[start]
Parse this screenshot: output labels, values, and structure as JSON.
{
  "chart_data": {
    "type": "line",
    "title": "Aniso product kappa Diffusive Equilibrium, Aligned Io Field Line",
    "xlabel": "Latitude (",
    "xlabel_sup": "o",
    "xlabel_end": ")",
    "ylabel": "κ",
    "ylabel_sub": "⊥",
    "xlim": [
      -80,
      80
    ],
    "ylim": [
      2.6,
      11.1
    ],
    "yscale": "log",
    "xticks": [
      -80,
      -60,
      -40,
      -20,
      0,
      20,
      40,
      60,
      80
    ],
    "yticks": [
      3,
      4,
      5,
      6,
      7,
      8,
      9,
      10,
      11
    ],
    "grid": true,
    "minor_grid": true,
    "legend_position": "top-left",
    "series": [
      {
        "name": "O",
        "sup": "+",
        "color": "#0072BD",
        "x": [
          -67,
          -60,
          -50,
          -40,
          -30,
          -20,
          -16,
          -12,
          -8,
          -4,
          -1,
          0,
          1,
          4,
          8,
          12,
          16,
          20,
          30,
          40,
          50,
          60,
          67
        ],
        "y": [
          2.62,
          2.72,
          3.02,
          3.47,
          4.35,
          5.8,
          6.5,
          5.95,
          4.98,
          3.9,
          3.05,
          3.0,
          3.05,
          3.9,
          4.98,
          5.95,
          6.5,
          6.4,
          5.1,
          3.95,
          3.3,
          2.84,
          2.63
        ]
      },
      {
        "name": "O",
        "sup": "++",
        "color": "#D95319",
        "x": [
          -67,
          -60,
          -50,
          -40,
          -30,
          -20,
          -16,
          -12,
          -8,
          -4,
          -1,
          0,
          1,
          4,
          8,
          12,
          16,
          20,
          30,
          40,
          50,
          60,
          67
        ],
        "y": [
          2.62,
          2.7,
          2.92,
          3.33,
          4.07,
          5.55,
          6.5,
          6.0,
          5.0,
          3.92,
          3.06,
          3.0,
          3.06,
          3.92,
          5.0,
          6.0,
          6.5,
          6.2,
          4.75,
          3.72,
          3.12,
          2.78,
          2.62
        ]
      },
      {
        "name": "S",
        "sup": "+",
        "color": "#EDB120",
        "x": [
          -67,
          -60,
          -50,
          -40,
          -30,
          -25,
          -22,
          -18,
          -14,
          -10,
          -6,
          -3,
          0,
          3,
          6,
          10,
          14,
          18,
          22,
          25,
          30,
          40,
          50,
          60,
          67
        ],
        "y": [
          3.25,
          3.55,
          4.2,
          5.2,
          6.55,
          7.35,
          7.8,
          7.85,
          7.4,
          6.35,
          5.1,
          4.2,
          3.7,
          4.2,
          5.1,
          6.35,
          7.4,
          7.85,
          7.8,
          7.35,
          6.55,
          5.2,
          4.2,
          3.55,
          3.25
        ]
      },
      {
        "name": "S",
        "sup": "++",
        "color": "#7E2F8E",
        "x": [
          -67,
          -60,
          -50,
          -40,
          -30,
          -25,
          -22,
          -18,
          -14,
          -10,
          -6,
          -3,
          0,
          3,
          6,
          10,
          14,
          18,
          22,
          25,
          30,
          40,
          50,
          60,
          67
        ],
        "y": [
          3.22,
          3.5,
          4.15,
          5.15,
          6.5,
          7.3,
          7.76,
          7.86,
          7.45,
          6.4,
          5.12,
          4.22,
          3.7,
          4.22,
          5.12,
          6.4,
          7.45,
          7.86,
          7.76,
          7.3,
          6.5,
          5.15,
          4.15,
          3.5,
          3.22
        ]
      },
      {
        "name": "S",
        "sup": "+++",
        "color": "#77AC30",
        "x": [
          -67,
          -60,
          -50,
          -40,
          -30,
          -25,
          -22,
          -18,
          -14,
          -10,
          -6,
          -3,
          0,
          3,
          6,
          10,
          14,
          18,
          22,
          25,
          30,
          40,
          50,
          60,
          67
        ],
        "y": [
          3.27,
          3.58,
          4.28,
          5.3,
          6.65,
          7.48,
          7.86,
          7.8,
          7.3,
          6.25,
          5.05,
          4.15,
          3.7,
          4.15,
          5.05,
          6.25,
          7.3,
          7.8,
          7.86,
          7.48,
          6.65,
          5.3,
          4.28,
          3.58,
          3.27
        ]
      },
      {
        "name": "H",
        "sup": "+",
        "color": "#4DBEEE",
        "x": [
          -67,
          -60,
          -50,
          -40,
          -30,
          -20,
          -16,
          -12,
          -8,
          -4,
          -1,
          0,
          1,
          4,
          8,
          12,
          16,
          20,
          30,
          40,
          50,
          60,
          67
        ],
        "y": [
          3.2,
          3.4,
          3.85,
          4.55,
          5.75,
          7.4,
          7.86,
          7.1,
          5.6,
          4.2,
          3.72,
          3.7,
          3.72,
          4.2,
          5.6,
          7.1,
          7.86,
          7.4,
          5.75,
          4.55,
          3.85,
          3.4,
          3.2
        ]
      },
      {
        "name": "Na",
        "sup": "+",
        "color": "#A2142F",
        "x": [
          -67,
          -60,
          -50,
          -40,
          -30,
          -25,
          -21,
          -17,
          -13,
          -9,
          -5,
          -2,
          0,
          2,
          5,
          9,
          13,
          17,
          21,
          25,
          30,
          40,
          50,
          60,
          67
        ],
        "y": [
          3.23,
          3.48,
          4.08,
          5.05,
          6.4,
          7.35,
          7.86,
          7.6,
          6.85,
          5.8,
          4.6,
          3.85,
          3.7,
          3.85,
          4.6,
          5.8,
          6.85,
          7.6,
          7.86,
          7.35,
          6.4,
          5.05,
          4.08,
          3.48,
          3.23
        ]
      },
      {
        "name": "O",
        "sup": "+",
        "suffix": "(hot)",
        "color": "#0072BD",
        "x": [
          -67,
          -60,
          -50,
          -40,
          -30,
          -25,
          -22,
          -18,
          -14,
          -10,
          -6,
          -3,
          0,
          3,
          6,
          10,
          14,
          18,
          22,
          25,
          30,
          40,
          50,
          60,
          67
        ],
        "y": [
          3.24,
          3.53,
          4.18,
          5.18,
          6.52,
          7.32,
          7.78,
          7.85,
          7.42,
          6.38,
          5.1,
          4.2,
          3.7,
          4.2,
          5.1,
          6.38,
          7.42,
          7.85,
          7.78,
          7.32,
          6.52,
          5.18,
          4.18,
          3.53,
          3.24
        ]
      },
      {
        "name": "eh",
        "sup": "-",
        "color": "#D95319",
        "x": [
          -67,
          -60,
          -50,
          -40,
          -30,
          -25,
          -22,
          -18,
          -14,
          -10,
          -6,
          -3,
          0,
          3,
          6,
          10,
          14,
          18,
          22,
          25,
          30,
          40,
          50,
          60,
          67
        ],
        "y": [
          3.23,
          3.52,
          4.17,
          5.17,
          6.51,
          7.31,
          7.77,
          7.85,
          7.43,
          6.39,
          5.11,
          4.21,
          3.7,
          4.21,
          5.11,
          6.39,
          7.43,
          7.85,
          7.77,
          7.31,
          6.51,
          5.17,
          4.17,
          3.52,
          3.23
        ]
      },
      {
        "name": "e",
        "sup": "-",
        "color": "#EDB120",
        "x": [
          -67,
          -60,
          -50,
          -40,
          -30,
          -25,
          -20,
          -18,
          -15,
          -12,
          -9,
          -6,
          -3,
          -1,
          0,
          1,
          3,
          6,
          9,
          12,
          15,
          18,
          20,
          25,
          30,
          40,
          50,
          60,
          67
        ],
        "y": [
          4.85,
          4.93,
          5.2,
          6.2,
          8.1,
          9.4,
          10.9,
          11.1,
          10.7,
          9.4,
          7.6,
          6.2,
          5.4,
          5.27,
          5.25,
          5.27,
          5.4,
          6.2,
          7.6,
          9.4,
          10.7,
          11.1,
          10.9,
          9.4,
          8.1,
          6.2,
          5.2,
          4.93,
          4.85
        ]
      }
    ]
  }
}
[end]
* _REQUIREMENTS_
Restate the data above word for word.

* _ANSWER IN FULL_
Parse this screenshot: output labels, values, and structure as JSON.
{
  "chart_data": {
    "type": "line",
    "title": "Aniso product kappa Diffusive Equilibrium, Aligned Io Field Line",
    "xlabel": "Latitude (",
    "xlabel_sup": "o",
    "xlabel_end": ")",
    "ylabel": "κ",
    "ylabel_sub": "⊥",
    "xlim": [
      -80,
      80
    ],
    "ylim": [
      2.6,
      11.1
    ],
    "yscale": "log",
    "xticks": [
      -80,
      -60,
      -40,
      -20,
      0,
      20,
      40,
      60,
      80
    ],
    "yticks": [
      3,
      4,
      5,
      6,
      7,
      8,
      9,
      10,
      11
    ],
    "grid": true,
    "minor_grid": true,
    "legend_position": "top-left",
    "series": [
      {
        "name": "O",
        "sup": "+",
        "color": "#0072BD",
        "x": [
          -67,
          -60,
          -50,
          -40,
          -30,
          -20,
          -16,
          -12,
          -8,
          -4,
          -1,
          0,
          1,
          4,
          8,
          12,
          16,
          20,
          30,
          40,
          50,
          60,
          67
        ],
        "y": [
          2.62,
          2.72,
          3.02,
          3.47,
          4.35,
          5.8,
          6.5,
          5.95,
          4.98,
          3.9,
          3.05,
          3.0,
          3.05,
          3.9,
          4.98,
          5.95,
          6.5,
          6.4,
          5.1,
          3.95,
          3.3,
          2.84,
          2.63
        ]
      },
      {
        "name": "O",
        "sup": "++",
        "color": "#D95319",
        "x": [
          -67,
          -60,
          -50,
          -40,
          -30,
          -20,
          -16,
          -12,
          -8,
          -4,
          -1,
          0,
          1,
          4,
          8,
          12,
          16,
          20,
          30,
          40,
          50,
          60,
          67
        ],
        "y": [
          2.62,
          2.7,
          2.92,
          3.33,
          4.07,
          5.55,
          6.5,
          6.0,
          5.0,
          3.92,
          3.06,
          3.0,
          3.06,
          3.92,
          5.0,
          6.0,
          6.5,
          6.2,
          4.75,
          3.72,
          3.12,
          2.78,
          2.62
        ]
      },
      {
        "name": "S",
        "sup": "+",
        "color": "#EDB120",
        "x": [
          -67,
          -60,
          -50,
          -40,
          -30,
          -25,
          -22,
          -18,
          -14,
          -10,
          -6,
          -3,
          0,
          3,
          6,
          10,
          14,
          18,
          22,
          25,
          30,
          40,
          50,
          60,
          67
        ],
        "y": [
          3.25,
          3.55,
          4.2,
          5.2,
          6.55,
          7.35,
          7.8,
          7.85,
          7.4,
          6.35,
          5.1,
          4.2,
          3.7,
          4.2,
          5.1,
          6.35,
          7.4,
          7.85,
          7.8,
          7.35,
          6.55,
          5.2,
          4.2,
          3.55,
          3.25
        ]
      },
      {
        "name": "S",
        "sup": "++",
        "color": "#7E2F8E",
        "x": [
          -67,
          -60,
          -50,
          -40,
          -30,
          -25,
          -22,
          -18,
          -14,
          -10,
          -6,
          -3,
          0,
          3,
          6,
          10,
          14,
          18,
          22,
          25,
          30,
          40,
          50,
          60,
          67
        ],
        "y": [
          3.22,
          3.5,
          4.15,
          5.15,
          6.5,
          7.3,
          7.76,
          7.86,
          7.45,
          6.4,
          5.12,
          4.22,
          3.7,
          4.22,
          5.12,
          6.4,
          7.45,
          7.86,
          7.76,
          7.3,
          6.5,
          5.15,
          4.15,
          3.5,
          3.22
        ]
      },
      {
        "name": "S",
        "sup": "+++",
        "color": "#77AC30",
        "x": [
          -67,
          -60,
          -50,
          -40,
          -30,
          -25,
          -22,
          -18,
          -14,
          -10,
          -6,
          -3,
          0,
          3,
          6,
          10,
          14,
          18,
          22,
          25,
          30,
          40,
          50,
          60,
          67
        ],
        "y": [
          3.27,
          3.58,
          4.28,
          5.3,
          6.65,
          7.48,
          7.86,
          7.8,
          7.3,
          6.25,
          5.05,
          4.15,
          3.7,
          4.15,
          5.05,
          6.25,
          7.3,
          7.8,
          7.86,
          7.48,
          6.65,
          5.3,
          4.28,
          3.58,
          3.27
        ]
      },
      {
        "name": "H",
        "sup": "+",
        "color": "#4DBEEE",
        "x": [
          -67,
          -60,
          -50,
          -40,
          -30,
          -20,
          -16,
          -12,
          -8,
          -4,
          -1,
          0,
          1,
          4,
          8,
          12,
          16,
          20,
          30,
          40,
          50,
          60,
          67
        ],
        "y": [
          3.2,
          3.4,
          3.85,
          4.55,
          5.75,
          7.4,
          7.86,
          7.1,
          5.6,
          4.2,
          3.72,
          3.7,
          3.72,
          4.2,
          5.6,
          7.1,
          7.86,
          7.4,
          5.75,
          4.55,
          3.85,
          3.4,
          3.2
        ]
      },
      {
        "name": "Na",
        "sup": "+",
        "color": "#A2142F",
        "x": [
          -67,
          -60,
          -50,
          -40,
          -30,
          -25,
          -21,
          -17,
          -13,
          -9,
          -5,
          -2,
          0,
          2,
          5,
          9,
          13,
          17,
          21,
          25,
          30,
          40,
          50,
          60,
          67
        ],
        "y": [
          3.23,
          3.48,
          4.08,
          5.05,
          6.4,
          7.35,
          7.86,
          7.6,
          6.85,
          5.8,
          4.6,
          3.85,
          3.7,
          3.85,
          4.6,
          5.8,
          6.85,
          7.6,
          7.86,
          7.35,
          6.4,
          5.05,
          4.08,
          3.48,
          3.23
        ]
      },
      {
        "name": "O",
        "sup": "+",
        "suffix": "(hot)",
        "color": "#0072BD",
        "x": [
          -67,
          -60,
          -50,
          -40,
          -30,
          -25,
          -22,
          -18,
          -14,
          -10,
          -6,
          -3,
          0,
          3,
          6,
          10,
          14,
          18,
          22,
          25,
          30,
          40,
          50,
          60,
          67
        ],
        "y": [
          3.24,
          3.53,
          4.18,
          5.18,
          6.52,
          7.32,
          7.78,
          7.85,
          7.42,
          6.38,
          5.1,
          4.2,
          3.7,
          4.2,
          5.1,
          6.38,
          7.42,
          7.85,
          7.78,
          7.32,
          6.52,
          5.18,
          4.18,
          3.53,
          3.24
        ]
      },
      {
        "name": "eh",
        "sup": "-",
        "color": "#D95319",
        "x": [
          -67,
          -60,
          -50,
          -40,
          -30,
          -25,
          -22,
          -18,
          -14,
          -10,
          -6,
          -3,
          0,
          3,
          6,
          10,
          14,
          18,
          22,
          25,
          30,
          40,
          50,
          60,
          67
        ],
        "y": [
          3.23,
          3.52,
          4.17,
          5.17,
          6.51,
          7.31,
          7.77,
          7.85,
          7.43,
          6.39,
          5.11,
          4.21,
          3.7,
          4.21,
          5.11,
          6.39,
          7.43,
          7.85,
          7.77,
          7.31,
          6.51,
          5.17,
          4.17,
          3.52,
          3.23
        ]
      },
      {
        "name": "e",
        "sup": "-",
        "color": "#EDB120",
        "x": [
          -67,
          -60,
          -50,
          -40,
          -30,
          -25,
          -20,
          -18,
          -15,
          -12,
          -9,
          -6,
          -3,
          -1,
          0,
          1,
          3,
          6,
          9,
          12,
          15,
          18,
          20,
          25,
          30,
          40,
          50,
          60,
          67
        ],
        "y": [
          4.85,
          4.93,
          5.2,
          6.2,
          8.1,
          9.4,
          10.9,
          11.1,
          10.7,
          9.4,
          7.6,
          6.2,
          5.4,
          5.27,
          5.25,
          5.27,
          5.4,
          6.2,
          7.6,
          9.4,
          10.7,
          11.1,
          10.9,
          9.4,
          8.1,
          6.2,
          5.2,
          4.93,
          4.85
        ]
      }
    ]
  }
}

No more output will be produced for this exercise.